→ Task details: The records are to be restated in their entirety, word for word.

→ Exercise material:

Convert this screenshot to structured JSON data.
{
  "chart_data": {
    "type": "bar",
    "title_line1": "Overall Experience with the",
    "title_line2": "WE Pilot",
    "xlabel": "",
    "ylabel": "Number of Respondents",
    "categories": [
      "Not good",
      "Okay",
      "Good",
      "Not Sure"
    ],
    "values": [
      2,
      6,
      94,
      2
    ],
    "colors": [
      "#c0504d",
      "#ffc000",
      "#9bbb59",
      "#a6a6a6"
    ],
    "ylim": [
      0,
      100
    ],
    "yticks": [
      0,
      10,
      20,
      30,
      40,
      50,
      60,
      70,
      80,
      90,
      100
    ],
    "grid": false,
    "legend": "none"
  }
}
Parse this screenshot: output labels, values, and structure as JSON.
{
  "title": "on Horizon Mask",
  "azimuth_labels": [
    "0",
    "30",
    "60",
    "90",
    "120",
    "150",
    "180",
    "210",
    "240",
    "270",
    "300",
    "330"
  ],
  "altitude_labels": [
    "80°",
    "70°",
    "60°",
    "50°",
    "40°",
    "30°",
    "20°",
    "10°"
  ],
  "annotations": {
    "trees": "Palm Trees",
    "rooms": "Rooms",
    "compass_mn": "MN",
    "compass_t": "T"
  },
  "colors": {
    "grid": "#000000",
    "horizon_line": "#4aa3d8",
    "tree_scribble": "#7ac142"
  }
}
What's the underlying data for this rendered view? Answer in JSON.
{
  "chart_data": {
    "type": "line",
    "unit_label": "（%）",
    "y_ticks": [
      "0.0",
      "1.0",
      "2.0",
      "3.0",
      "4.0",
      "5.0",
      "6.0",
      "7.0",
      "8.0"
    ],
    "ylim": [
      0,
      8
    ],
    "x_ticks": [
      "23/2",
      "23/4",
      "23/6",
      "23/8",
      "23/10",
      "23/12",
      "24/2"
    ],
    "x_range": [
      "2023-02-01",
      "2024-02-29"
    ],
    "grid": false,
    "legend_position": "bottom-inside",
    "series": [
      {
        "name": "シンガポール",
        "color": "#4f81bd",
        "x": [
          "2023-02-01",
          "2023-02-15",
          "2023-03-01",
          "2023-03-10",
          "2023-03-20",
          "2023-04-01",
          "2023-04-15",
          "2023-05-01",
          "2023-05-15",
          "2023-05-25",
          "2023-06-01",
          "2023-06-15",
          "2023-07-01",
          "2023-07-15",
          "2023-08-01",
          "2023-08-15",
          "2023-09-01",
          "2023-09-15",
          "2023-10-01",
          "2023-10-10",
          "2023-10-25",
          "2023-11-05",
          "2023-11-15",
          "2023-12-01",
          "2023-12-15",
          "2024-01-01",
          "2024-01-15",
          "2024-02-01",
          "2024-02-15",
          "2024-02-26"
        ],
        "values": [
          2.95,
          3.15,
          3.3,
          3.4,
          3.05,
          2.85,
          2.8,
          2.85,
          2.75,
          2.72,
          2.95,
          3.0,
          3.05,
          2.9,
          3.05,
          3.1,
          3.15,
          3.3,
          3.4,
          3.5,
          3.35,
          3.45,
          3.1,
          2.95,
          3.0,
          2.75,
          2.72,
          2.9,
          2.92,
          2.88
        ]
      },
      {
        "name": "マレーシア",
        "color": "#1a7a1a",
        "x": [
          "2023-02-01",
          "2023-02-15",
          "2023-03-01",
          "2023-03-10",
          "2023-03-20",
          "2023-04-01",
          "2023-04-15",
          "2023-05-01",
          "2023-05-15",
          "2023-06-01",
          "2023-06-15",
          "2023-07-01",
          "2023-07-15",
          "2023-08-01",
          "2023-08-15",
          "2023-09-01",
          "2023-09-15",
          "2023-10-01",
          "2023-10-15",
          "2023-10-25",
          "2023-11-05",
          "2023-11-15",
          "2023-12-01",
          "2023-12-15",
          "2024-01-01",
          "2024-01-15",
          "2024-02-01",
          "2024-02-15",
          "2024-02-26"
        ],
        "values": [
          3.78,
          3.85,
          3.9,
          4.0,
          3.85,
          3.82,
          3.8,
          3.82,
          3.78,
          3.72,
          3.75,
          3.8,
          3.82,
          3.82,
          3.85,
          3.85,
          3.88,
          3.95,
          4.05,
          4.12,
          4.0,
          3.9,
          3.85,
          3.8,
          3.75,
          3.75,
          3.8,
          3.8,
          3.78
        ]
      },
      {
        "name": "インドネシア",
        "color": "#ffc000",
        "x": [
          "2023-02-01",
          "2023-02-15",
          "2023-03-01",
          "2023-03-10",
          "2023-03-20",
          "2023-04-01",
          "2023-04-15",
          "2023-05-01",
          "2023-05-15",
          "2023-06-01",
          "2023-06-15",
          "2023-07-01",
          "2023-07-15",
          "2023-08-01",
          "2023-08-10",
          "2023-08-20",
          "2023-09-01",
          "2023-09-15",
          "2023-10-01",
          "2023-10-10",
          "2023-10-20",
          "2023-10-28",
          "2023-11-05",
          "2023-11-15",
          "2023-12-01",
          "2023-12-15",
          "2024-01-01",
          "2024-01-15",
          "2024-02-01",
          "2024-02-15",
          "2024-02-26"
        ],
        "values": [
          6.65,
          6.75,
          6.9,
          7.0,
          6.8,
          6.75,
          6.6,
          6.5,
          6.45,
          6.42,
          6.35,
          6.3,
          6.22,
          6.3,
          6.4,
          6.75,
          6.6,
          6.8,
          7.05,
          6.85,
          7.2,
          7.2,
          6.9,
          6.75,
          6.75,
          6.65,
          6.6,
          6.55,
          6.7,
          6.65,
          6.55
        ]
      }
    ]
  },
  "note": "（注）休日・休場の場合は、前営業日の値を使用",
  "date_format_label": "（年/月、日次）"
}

→ Task response:
Convert this screenshot to structured JSON data.
{
  "chart_data": {
    "type": "bar",
    "title_line1": "Overall Experience with the",
    "title_line2": "WE Pilot",
    "xlabel": "",
    "ylabel": "Number of Respondents",
    "categories": [
      "Not good",
      "Okay",
      "Good",
      "Not Sure"
    ],
    "values": [
      2,
      6,
      94,
      2
    ],
    "colors": [
      "#c0504d",
      "#ffc000",
      "#9bbb59",
      "#a6a6a6"
    ],
    "ylim": [
      0,
      100
    ],
    "yticks": [
      0,
      10,
      20,
      30,
      40,
      50,
      60,
      70,
      80,
      90,
      100
    ],
    "grid": false,
    "legend": "none"
  }
}
Parse this screenshot: output labels, values, and structure as JSON.
{
  "title": "on Horizon Mask",
  "azimuth_labels": [
    "0",
    "30",
    "60",
    "90",
    "120",
    "150",
    "180",
    "210",
    "240",
    "270",
    "300",
    "330"
  ],
  "altitude_labels": [
    "80°",
    "70°",
    "60°",
    "50°",
    "40°",
    "30°",
    "20°",
    "10°"
  ],
  "annotations": {
    "trees": "Palm Trees",
    "rooms": "Rooms",
    "compass_mn": "MN",
    "compass_t": "T"
  },
  "colors": {
    "grid": "#000000",
    "horizon_line": "#4aa3d8",
    "tree_scribble": "#7ac142"
  }
}
What's the underlying data for this rendered view? Answer in JSON.
{
  "chart_data": {
    "type": "line",
    "unit_label": "（%）",
    "y_ticks": [
      "0.0",
      "1.0",
      "2.0",
      "3.0",
      "4.0",
      "5.0",
      "6.0",
      "7.0",
      "8.0"
    ],
    "ylim": [
      0,
      8
    ],
    "x_ticks": [
      "23/2",
      "23/4",
      "23/6",
      "23/8",
      "23/10",
      "23/12",
      "24/2"
    ],
    "x_range": [
      "2023-02-01",
      "2024-02-29"
    ],
    "grid": false,
    "legend_position": "bottom-inside",
    "series": [
      {
        "name": "シンガポール",
        "color": "#4f81bd",
        "x": [
          "2023-02-01",
          "2023-02-15",
          "2023-03-01",
          "2023-03-10",
          "2023-03-20",
          "2023-04-01",
          "2023-04-15",
          "2023-05-01",
          "2023-05-15",
          "2023-05-25",
          "2023-06-01",
          "2023-06-15",
          "2023-07-01",
          "2023-07-15",
          "2023-08-01",
          "2023-08-15",
          "2023-09-01",
          "2023-09-15",
          "2023-10-01",
          "2023-10-10",
          "2023-10-25",
          "2023-11-05",
          "2023-11-15",
          "2023-12-01",
          "2023-12-15",
          "2024-01-01",
          "2024-01-15",
          "2024-02-01",
          "2024-02-15",
          "2024-02-26"
        ],
        "values": [
          2.95,
          3.15,
          3.3,
          3.4,
          3.05,
          2.85,
          2.8,
          2.85,
          2.75,
          2.72,
          2.95,
          3.0,
          3.05,
          2.9,
          3.05,
          3.1,
          3.15,
          3.3,
          3.4,
          3.5,
          3.35,
          3.45,
          3.1,
          2.95,
          3.0,
          2.75,
          2.72,
          2.9,
          2.92,
          2.88
        ]
      },
      {
        "name": "マレーシア",
        "color": "#1a7a1a",
        "x": [
          "2023-02-01",
          "2023-02-15",
          "2023-03-01",
          "2023-03-10",
          "2023-03-20",
          "2023-04-01",
          "2023-04-15",
          "2023-05-01",
          "2023-05-15",
          "2023-06-01",
          "2023-06-15",
          "2023-07-01",
          "2023-07-15",
          "2023-08-01",
          "2023-08-15",
          "2023-09-01",
          "2023-09-15",
          "2023-10-01",
          "2023-10-15",
          "2023-10-25",
          "2023-11-05",
          "2023-11-15",
          "2023-12-01",
          "2023-12-15",
          "2024-01-01",
          "2024-01-15",
          "2024-02-01",
          "2024-02-15",
          "2024-02-26"
        ],
        "values": [
          3.78,
          3.85,
          3.9,
          4.0,
          3.85,
          3.82,
          3.8,
          3.82,
          3.78,
          3.72,
          3.75,
          3.8,
          3.82,
          3.82,
          3.85,
          3.85,
          3.88,
          3.95,
          4.05,
          4.12,
          4.0,
          3.9,
          3.85,
          3.8,
          3.75,
          3.75,
          3.8,
          3.8,
          3.78
        ]
      },
      {
        "name": "インドネシア",
        "color": "#ffc000",
        "x": [
          "2023-02-01",
          "2023-02-15",
          "2023-03-01",
          "2023-03-10",
          "2023-03-20",
          "2023-04-01",
          "2023-04-15",
          "2023-05-01",
          "2023-05-15",
          "2023-06-01",
          "2023-06-15",
          "2023-07-01",
          "2023-07-15",
          "2023-08-01",
          "2023-08-10",
          "2023-08-20",
          "2023-09-01",
          "2023-09-15",
          "2023-10-01",
          "2023-10-10",
          "2023-10-20",
          "2023-10-28",
          "2023-11-05",
          "2023-11-15",
          "2023-12-01",
          "2023-12-15",
          "2024-01-01",
          "2024-01-15",
          "2024-02-01",
          "2024-02-15",
          "2024-02-26"
        ],
        "values": [
          6.65,
          6.75,
          6.9,
          7.0,
          6.8,
          6.75,
          6.6,
          6.5,
          6.45,
          6.42,
          6.35,
          6.3,
          6.22,
          6.3,
          6.4,
          6.75,
          6.6,
          6.8,
          7.05,
          6.85,
          7.2,
          7.2,
          6.9,
          6.75,
          6.75,
          6.65,
          6.6,
          6.55,
          6.7,
          6.65,
          6.55
        ]
      }
    ]
  },
  "note": "（注）休日・休場の場合は、前営業日の値を使用",
  "date_format_label": "（年/月、日次）"
}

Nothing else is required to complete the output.